▸ SUPPLIED DATA

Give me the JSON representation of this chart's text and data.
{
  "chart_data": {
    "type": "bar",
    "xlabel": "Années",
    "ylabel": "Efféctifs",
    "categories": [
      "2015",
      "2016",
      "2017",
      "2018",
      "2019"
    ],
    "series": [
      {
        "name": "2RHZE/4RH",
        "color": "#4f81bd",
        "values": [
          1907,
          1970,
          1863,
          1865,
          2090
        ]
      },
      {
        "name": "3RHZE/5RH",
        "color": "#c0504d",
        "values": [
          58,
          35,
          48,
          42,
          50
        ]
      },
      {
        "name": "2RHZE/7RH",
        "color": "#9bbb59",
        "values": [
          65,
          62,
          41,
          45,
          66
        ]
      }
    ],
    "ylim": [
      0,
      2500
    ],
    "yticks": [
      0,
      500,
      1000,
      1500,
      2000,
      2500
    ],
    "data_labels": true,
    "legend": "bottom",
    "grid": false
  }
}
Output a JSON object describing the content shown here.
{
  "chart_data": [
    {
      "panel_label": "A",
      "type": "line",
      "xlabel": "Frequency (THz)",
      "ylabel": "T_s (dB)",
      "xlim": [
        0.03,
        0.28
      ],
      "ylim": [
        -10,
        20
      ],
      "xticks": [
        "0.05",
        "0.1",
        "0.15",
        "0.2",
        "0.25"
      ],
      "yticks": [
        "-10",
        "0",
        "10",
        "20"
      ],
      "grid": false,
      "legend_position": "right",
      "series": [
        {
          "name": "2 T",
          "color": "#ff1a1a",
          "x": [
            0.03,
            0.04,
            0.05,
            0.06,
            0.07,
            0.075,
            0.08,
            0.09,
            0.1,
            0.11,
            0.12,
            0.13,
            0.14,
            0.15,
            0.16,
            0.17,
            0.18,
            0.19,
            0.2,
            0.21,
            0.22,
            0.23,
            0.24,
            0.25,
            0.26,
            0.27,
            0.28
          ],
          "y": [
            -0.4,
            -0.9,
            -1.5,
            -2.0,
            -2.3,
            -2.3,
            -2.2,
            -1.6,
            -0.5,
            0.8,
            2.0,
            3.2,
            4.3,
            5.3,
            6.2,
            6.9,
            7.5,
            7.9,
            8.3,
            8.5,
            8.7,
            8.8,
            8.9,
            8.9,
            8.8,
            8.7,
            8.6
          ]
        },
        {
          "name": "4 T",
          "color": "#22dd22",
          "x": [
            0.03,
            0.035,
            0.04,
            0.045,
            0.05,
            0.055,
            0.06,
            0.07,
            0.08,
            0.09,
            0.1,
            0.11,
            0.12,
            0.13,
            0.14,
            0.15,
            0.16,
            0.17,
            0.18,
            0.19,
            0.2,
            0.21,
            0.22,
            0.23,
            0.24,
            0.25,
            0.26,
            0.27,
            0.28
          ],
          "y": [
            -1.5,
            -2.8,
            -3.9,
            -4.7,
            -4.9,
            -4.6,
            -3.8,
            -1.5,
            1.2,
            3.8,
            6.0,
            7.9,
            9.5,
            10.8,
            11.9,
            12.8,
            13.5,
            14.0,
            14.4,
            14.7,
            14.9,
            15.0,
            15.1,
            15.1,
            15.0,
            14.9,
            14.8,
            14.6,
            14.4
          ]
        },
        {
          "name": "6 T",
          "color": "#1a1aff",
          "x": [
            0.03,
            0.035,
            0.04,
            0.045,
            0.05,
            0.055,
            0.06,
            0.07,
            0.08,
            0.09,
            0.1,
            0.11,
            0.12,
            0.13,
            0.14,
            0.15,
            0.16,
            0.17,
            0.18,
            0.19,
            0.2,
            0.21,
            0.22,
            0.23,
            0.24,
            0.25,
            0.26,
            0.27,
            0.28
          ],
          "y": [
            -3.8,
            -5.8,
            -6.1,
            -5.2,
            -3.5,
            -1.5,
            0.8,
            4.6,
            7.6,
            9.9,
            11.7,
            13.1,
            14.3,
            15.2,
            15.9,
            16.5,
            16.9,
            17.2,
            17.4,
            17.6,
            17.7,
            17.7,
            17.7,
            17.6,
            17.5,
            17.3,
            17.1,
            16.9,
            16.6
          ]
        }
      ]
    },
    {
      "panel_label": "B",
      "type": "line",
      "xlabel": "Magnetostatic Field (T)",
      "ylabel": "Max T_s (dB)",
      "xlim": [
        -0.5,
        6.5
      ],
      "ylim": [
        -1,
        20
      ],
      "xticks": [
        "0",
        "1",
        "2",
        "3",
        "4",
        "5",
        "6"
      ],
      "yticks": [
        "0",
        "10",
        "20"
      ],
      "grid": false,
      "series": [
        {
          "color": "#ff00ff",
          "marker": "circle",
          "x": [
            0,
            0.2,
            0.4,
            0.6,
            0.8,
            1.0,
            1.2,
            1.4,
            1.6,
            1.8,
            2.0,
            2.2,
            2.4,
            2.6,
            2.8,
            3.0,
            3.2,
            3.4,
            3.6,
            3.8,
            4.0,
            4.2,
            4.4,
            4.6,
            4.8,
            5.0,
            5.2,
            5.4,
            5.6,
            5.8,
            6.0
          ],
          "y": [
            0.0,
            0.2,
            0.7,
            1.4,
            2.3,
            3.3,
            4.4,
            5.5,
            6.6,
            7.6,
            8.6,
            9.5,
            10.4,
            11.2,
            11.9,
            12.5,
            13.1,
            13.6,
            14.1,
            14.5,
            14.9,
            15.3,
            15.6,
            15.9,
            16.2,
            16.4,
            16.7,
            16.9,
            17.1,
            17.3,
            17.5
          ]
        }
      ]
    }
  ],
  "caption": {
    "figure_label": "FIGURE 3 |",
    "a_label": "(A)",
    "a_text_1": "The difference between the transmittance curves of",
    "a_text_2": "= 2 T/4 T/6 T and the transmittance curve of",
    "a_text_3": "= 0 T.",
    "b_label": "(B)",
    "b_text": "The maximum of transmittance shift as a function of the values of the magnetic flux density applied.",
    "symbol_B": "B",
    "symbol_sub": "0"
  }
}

▸ WHAT YOU NEED TO DO
Count up every line above that has the word "color" in it; answer with the number alone.

▸ ANSWER BELOW
7